Stated exercise: Could you convert everything from the start of the data down to and including the line containing "text: Sigmoid for 1st" into a JSON list of strings, with one string per line and blank lines left out?

Input records:
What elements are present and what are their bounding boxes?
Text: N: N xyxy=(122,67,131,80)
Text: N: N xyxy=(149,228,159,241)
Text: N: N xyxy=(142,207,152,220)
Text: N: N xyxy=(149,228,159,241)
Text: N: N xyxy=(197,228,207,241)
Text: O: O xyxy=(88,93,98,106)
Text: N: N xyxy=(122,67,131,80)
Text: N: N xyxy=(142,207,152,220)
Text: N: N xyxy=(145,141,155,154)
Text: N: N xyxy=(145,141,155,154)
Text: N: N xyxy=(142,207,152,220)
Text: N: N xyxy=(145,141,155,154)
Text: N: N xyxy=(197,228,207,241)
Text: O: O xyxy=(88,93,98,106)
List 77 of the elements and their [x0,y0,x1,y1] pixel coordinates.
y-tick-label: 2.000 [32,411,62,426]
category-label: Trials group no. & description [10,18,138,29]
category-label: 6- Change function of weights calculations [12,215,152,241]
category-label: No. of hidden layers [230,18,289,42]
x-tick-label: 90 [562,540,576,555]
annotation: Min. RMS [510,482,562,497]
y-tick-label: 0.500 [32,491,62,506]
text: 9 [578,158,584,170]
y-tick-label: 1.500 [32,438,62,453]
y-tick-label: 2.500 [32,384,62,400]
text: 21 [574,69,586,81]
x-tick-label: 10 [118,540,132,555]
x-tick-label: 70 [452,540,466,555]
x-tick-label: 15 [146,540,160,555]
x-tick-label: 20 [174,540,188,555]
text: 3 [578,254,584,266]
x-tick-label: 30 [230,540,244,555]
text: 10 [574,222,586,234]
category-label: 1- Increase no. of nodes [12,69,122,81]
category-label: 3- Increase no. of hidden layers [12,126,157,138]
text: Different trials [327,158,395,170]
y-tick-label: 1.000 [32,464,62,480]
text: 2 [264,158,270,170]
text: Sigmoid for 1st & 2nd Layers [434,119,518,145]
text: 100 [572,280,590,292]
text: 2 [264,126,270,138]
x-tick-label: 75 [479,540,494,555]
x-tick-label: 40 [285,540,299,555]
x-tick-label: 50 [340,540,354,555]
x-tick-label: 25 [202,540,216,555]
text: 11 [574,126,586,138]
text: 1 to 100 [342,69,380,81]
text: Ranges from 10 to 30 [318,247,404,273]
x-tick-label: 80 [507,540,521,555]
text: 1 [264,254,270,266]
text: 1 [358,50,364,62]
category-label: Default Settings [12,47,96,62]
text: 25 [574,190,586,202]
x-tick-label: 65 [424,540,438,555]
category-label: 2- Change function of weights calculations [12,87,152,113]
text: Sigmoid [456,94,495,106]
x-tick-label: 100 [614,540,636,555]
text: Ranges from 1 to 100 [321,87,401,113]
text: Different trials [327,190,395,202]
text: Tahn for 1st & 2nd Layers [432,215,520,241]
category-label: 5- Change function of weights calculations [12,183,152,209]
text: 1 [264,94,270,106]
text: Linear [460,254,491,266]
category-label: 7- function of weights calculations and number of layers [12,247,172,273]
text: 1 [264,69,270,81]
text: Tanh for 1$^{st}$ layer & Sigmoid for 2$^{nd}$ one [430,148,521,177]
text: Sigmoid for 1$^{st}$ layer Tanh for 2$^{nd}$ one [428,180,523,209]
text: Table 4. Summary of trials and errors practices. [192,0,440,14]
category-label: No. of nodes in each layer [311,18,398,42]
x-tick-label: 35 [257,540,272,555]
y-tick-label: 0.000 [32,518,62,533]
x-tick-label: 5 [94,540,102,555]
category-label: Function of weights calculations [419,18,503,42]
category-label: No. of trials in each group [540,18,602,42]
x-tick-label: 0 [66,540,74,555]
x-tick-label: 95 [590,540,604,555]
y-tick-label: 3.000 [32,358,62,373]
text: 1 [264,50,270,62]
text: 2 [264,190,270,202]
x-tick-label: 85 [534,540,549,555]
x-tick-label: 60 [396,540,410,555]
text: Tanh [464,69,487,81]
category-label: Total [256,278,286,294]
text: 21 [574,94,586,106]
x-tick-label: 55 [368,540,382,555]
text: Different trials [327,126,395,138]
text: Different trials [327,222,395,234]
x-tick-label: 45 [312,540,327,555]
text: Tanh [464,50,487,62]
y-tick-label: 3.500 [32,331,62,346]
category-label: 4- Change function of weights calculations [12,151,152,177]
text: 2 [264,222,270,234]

Solution:
[
  "What elements are present and what are their bounding boxes?",
  "Text: N: N xyxy=(122,67,131,80)",
  "Text: N: N xyxy=(149,228,159,241)",
  "Text: N: N xyxy=(142,207,152,220)",
  "Text: N: N xyxy=(149,228,159,241)",
  "Text: N: N xyxy=(197,228,207,241)",
  "Text: O: O xyxy=(88,93,98,106)",
  "Text: N: N xyxy=(122,67,131,80)",
  "Text: N: N xyxy=(142,207,152,220)",
  "Text: N: N xyxy=(145,141,155,154)",
  "Text: N: N xyxy=(145,141,155,154)",
  "Text: N: N xyxy=(142,207,152,220)",
  "Text: N: N xyxy=(145,141,155,154)",
  "Text: N: N xyxy=(197,228,207,241)",
  "Text: O: O xyxy=(88,93,98,106)",
  "List 77 of the elements and their [x0,y0,x1,y1] pixel coordinates.",
  "y-tick-label: 2.000 [32,411,62,426]",
  "category-label: Trials group no. & description [10,18,138,29]",
  "category-label: 6- Change function of weights calculations [12,215,152,241]",
  "category-label: No. of hidden layers [230,18,289,42]",
  "x-tick-label: 90 [562,540,576,555]",
  "annotation: Min. RMS [510,482,562,497]",
  "y-tick-label: 0.500 [32,491,62,506]",
  "text: 9 [578,158,584,170]",
  "y-tick-label: 1.500 [32,438,62,453]",
  "y-tick-label: 2.500 [32,384,62,400]",
  "text: 21 [574,69,586,81]",
  "x-tick-label: 10 [118,540,132,555]",
  "x-tick-label: 70 [452,540,466,555]",
  "x-tick-label: 15 [146,540,160,555]",
  "x-tick-label: 20 [174,540,188,555]",
  "text: 3 [578,254,584,266]",
  "x-tick-label: 30 [230,540,244,555]",
  "text: 10 [574,222,586,234]",
  "category-label: 1- Increase no. of nodes [12,69,122,81]",
  "category-label: 3- Increase no. of hidden layers [12,126,157,138]",
  "text: Different trials [327,158,395,170]",
  "y-tick-label: 1.000 [32,464,62,480]",
  "text: 2 [264,158,270,170]",
  "text: Sigmoid for 1st & 2nd Layers [434,119,518,145]"
]